[ÉNONCÉ]:
Indiquez si chacune des affirmations suivantes est conforme à l'extrait ci-dessous, en répondant par oui ou non et en citant mot pour mot le passage qui tranche.
1. Les témoignages réunis proviennent d'une quarantaine de femmes âgées de 5 à 76 ans.
2. Camille Froidevaux-Metterie est professeure de philosophie.
3. Le sein est présenté comme un sujet central des luttes féministes.

[EXTRAIT]:
────────
Le sein naissant, sexualisant, maternant, vieillissant ou même absent. La philosophe féministe Camille Froidevaux-Metterie, professeure de science politique et chargée de mission égalité-diversité à l’université de Reims Champagne-Ardenne, déroule dans son essai

Seins, en quête d’une libération

le fil de l’existence des femmes au prisme de leur poitrine. Les témoignages d’une quarantaine d’entre elles âgées de 5 à 76 ans, accompagnés de portraits, rendent compte en miroir de la multiplicité des expériences vécues et de la diversité de leurs formes, bien loin des innombrables fantasmes et injonctions. Des vécus tous reliés par la dialectique aliénation-libération. Grand oublié des luttes féministes, cet organe féminin reprend ici sa place dans le mouvement actuel de réappropriation des corps dans ses dimensions les plus intimes.

Alors que le corps est au centre des combats féministes actuels, les seins y sont plutôt en retrait ?
────────
[Entrées d'annotation spatiale]:
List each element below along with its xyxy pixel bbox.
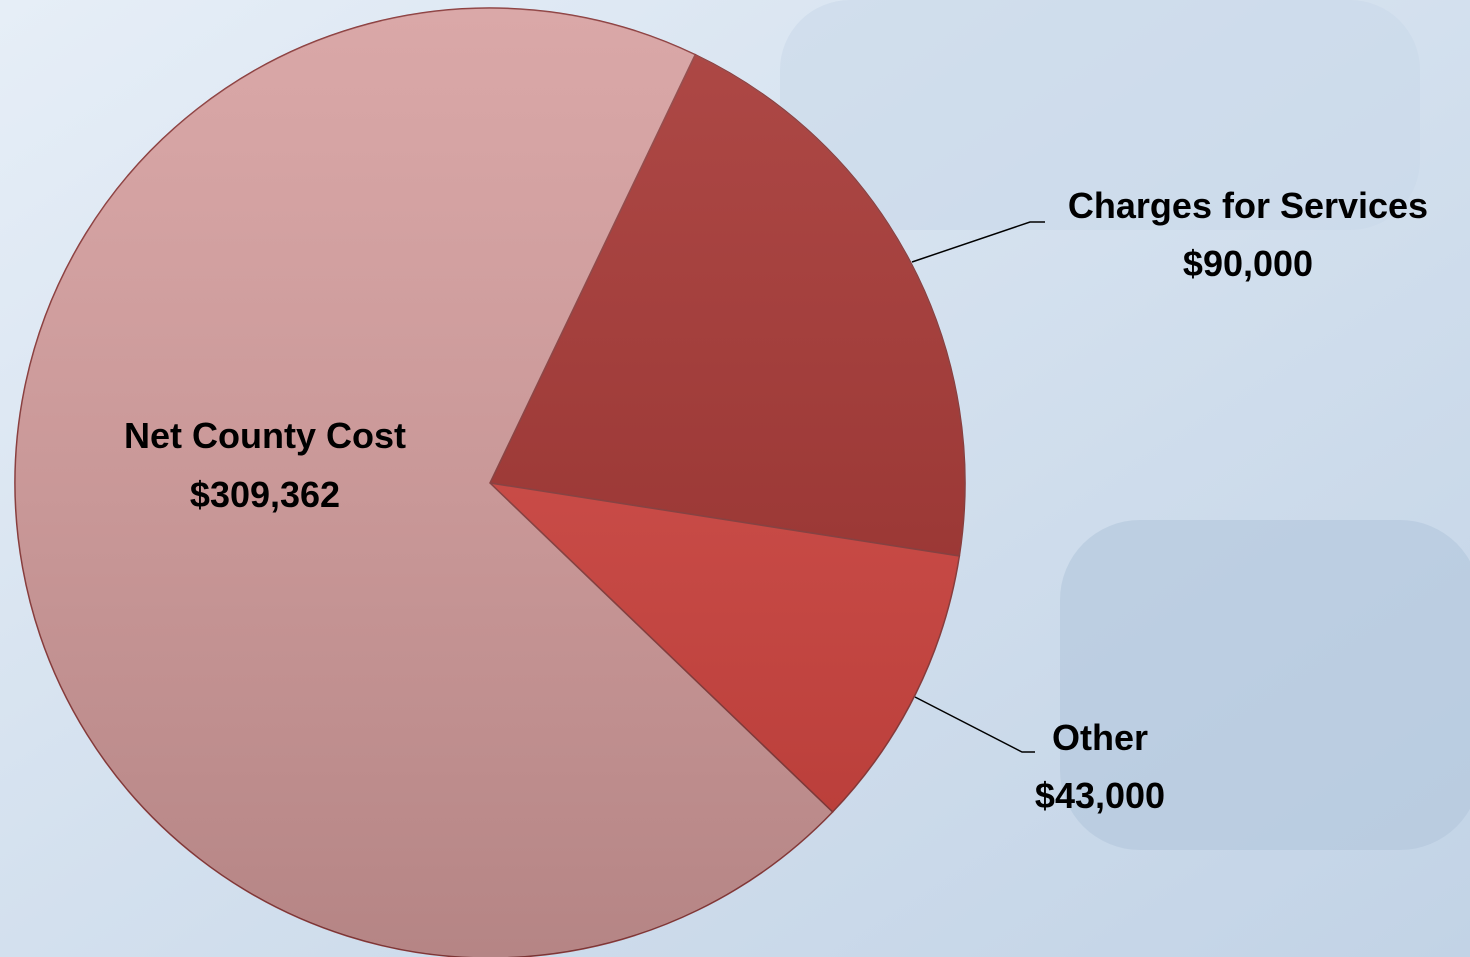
slice-value: $90,000 bbox=[1183, 243, 1313, 284]
slice-name: Other bbox=[1052, 717, 1148, 758]
pie bbox=[14, 7, 966, 957]
slice-label: Charges for Services $90,000 bbox=[1068, 185, 1428, 284]
background-key bbox=[1060, 520, 1470, 850]
slice-value: $309,362 bbox=[190, 474, 340, 515]
slice-label: Net County Cost $309,362 bbox=[124, 415, 406, 515]
slice-label: Other $43,000 bbox=[1035, 717, 1165, 816]
slice-name: Charges for Services bbox=[1068, 185, 1428, 226]
slice-name: Net County Cost bbox=[124, 415, 406, 456]
labels: Charges for Services $90,000 Other $43,000 N… bbox=[124, 185, 1428, 816]
leader-line bbox=[914, 696, 1035, 753]
leader-line bbox=[911, 221, 1045, 263]
slice-value: $43,000 bbox=[1035, 775, 1165, 816]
────────
[RÉSULTAT]:
1. Oui : « Les témoignages d’une quarantaine d’entre elles âgées de 5 à 76 ans ».
2. Non : « professeure de science politique ».
3. Non : « Grand oublié des luttes féministes ».